## WHAT IS BEING ASKED
Drop the images; return everything else in the listing below exactly.

━━ EXERCISE DATA

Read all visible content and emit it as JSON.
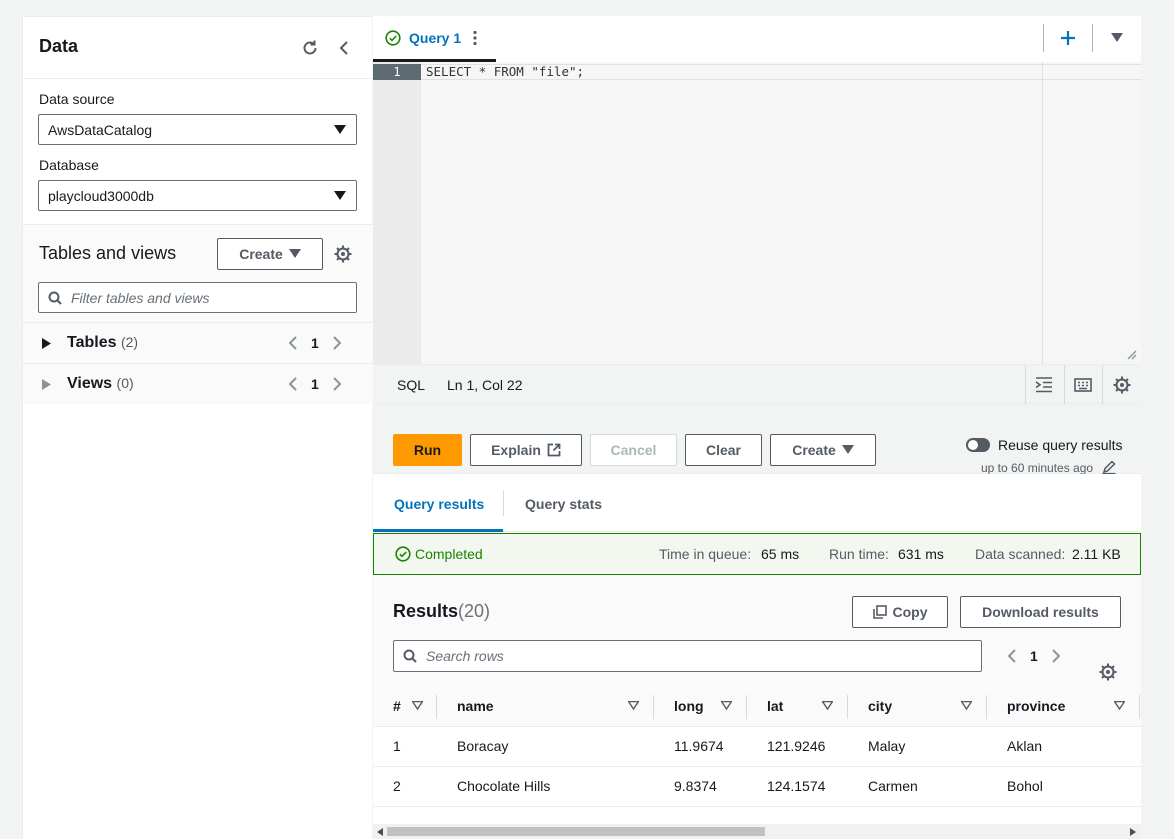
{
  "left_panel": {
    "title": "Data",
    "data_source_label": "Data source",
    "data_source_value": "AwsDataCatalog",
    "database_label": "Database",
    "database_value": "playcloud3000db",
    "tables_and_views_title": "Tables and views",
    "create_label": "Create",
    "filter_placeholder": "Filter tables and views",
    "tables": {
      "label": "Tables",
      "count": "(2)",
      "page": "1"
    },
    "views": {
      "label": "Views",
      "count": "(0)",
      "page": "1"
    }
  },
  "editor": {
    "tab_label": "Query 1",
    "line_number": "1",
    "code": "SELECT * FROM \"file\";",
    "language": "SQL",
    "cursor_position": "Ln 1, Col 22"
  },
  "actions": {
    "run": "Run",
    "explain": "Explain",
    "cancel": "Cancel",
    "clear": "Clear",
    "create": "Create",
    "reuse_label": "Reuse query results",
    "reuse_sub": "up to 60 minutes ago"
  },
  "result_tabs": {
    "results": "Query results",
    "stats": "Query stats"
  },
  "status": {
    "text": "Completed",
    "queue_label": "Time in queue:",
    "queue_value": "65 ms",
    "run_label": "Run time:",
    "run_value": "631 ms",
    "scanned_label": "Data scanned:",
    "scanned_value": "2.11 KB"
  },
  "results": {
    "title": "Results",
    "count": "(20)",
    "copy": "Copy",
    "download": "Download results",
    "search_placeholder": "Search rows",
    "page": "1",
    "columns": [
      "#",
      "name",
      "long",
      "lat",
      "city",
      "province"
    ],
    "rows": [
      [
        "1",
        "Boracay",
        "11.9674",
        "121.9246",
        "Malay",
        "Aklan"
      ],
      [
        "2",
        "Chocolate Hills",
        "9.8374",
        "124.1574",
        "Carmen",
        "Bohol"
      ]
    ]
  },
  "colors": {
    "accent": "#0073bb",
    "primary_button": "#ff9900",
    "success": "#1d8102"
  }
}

━━━━

## COMPLETE RESPONSE
Read all visible content and emit it as JSON.
{
  "left_panel": {
    "title": "Data",
    "data_source_label": "Data source",
    "data_source_value": "AwsDataCatalog",
    "database_label": "Database",
    "database_value": "playcloud3000db",
    "tables_and_views_title": "Tables and views",
    "create_label": "Create",
    "filter_placeholder": "Filter tables and views",
    "tables": {
      "label": "Tables",
      "count": "(2)",
      "page": "1"
    },
    "views": {
      "label": "Views",
      "count": "(0)",
      "page": "1"
    }
  },
  "editor": {
    "tab_label": "Query 1",
    "line_number": "1",
    "code": "SELECT * FROM \"file\";",
    "language": "SQL",
    "cursor_position": "Ln 1, Col 22"
  },
  "actions": {
    "run": "Run",
    "explain": "Explain",
    "cancel": "Cancel",
    "clear": "Clear",
    "create": "Create",
    "reuse_label": "Reuse query results",
    "reuse_sub": "up to 60 minutes ago"
  },
  "result_tabs": {
    "results": "Query results",
    "stats": "Query stats"
  },
  "status": {
    "text": "Completed",
    "queue_label": "Time in queue:",
    "queue_value": "65 ms",
    "run_label": "Run time:",
    "run_value": "631 ms",
    "scanned_label": "Data scanned:",
    "scanned_value": "2.11 KB"
  },
  "results": {
    "title": "Results",
    "count": "(20)",
    "copy": "Copy",
    "download": "Download results",
    "search_placeholder": "Search rows",
    "page": "1",
    "columns": [
      "#",
      "name",
      "long",
      "lat",
      "city",
      "province"
    ],
    "rows": [
      [
        "1",
        "Boracay",
        "11.9674",
        "121.9246",
        "Malay",
        "Aklan"
      ],
      [
        "2",
        "Chocolate Hills",
        "9.8374",
        "124.1574",
        "Carmen",
        "Bohol"
      ]
    ]
  },
  "colors": {
    "accent": "#0073bb",
    "primary_button": "#ff9900",
    "success": "#1d8102"
  }
}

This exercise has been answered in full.